╭─ Data listing

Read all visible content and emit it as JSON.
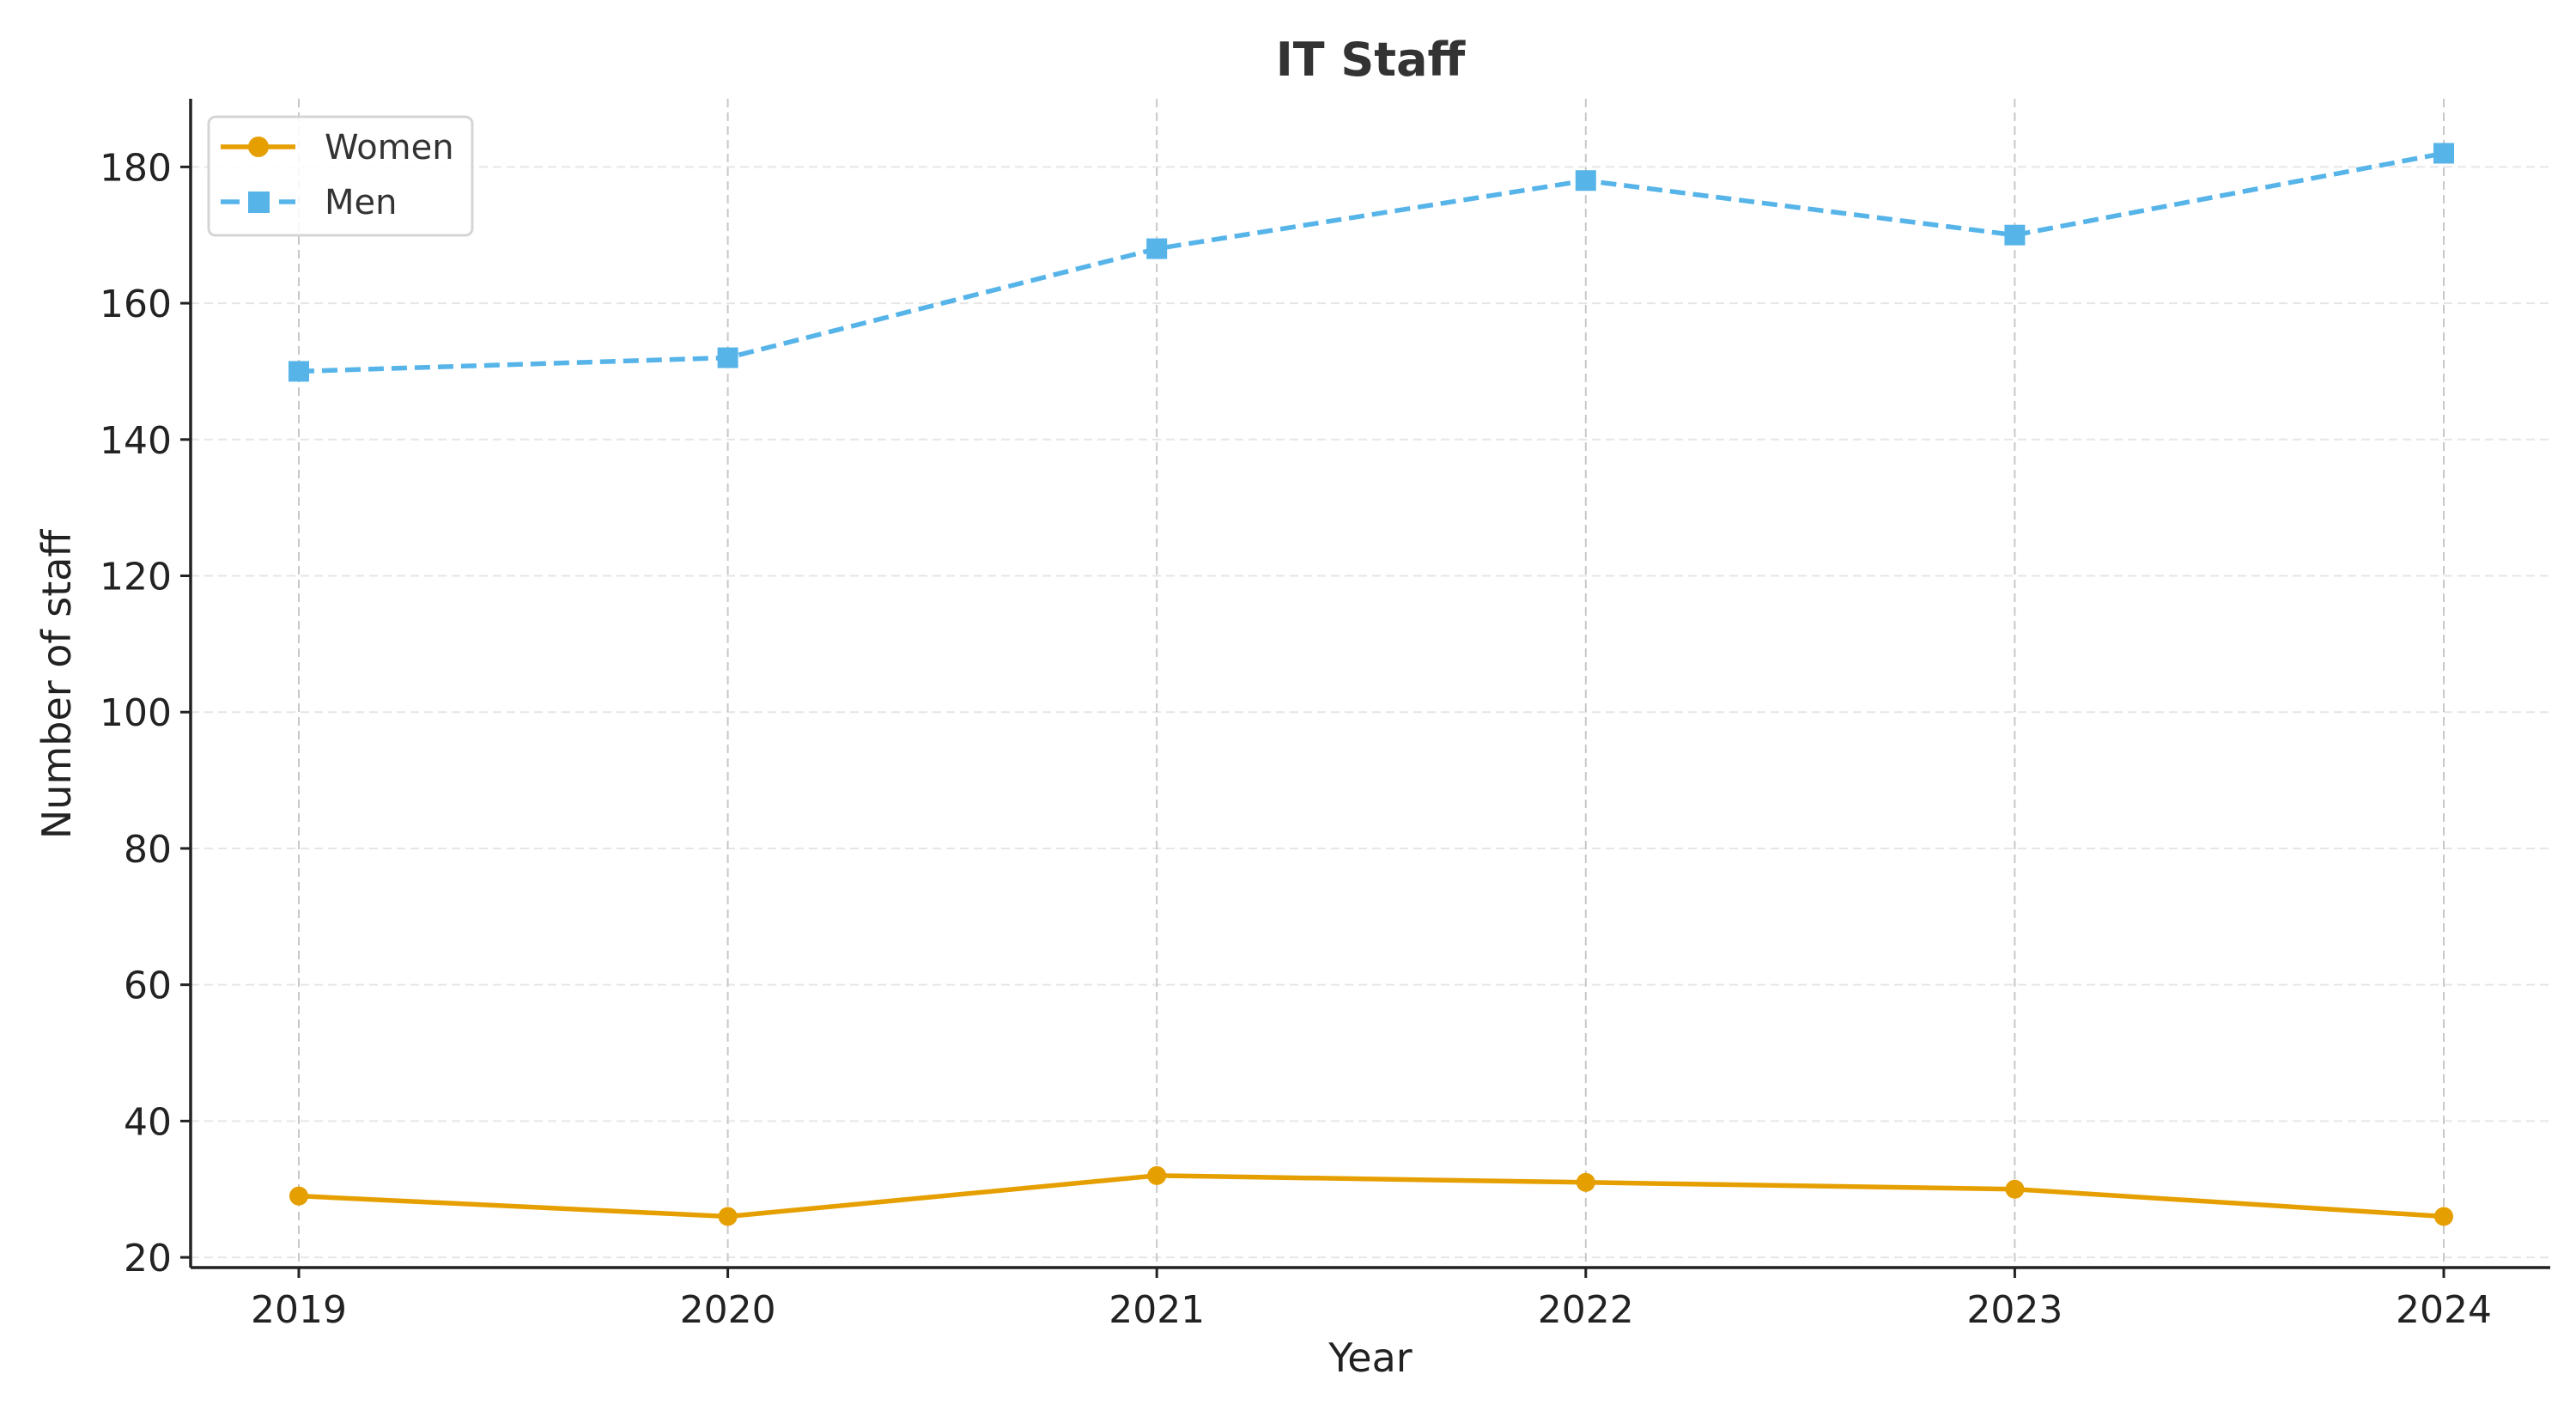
{
  "chart_data": {
    "type": "line",
    "title": "IT Staff",
    "xlabel": "Year",
    "ylabel": "Number of staff",
    "categories": [
      "2019",
      "2020",
      "2021",
      "2022",
      "2023",
      "2024"
    ],
    "series": [
      {
        "name": "Women",
        "values": [
          29,
          26,
          32,
          31,
          30,
          26
        ],
        "color": "#E69F00",
        "style": "solid",
        "marker": "circle"
      },
      {
        "name": "Men",
        "values": [
          150,
          152,
          168,
          178,
          170,
          182
        ],
        "color": "#56B4E9",
        "style": "dashed",
        "marker": "square"
      }
    ],
    "yticks": [
      20,
      40,
      60,
      80,
      100,
      120,
      140,
      160,
      180
    ],
    "ylim": [
      18.5,
      190
    ],
    "grid": true,
    "legend": "top-left"
  }
}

╰─

**Aim:**
Exclude the pictures. Write out the remaining data exactly.

**The response:**
Read all visible content and emit it as JSON.
{
  "chart_data": {
    "type": "line",
    "title": "IT Staff",
    "xlabel": "Year",
    "ylabel": "Number of staff",
    "categories": [
      "2019",
      "2020",
      "2021",
      "2022",
      "2023",
      "2024"
    ],
    "series": [
      {
        "name": "Women",
        "values": [
          29,
          26,
          32,
          31,
          30,
          26
        ],
        "color": "#E69F00",
        "style": "solid",
        "marker": "circle"
      },
      {
        "name": "Men",
        "values": [
          150,
          152,
          168,
          178,
          170,
          182
        ],
        "color": "#56B4E9",
        "style": "dashed",
        "marker": "square"
      }
    ],
    "yticks": [
      20,
      40,
      60,
      80,
      100,
      120,
      140,
      160,
      180
    ],
    "ylim": [
      18.5,
      190
    ],
    "grid": true,
    "legend": "top-left"
  }
}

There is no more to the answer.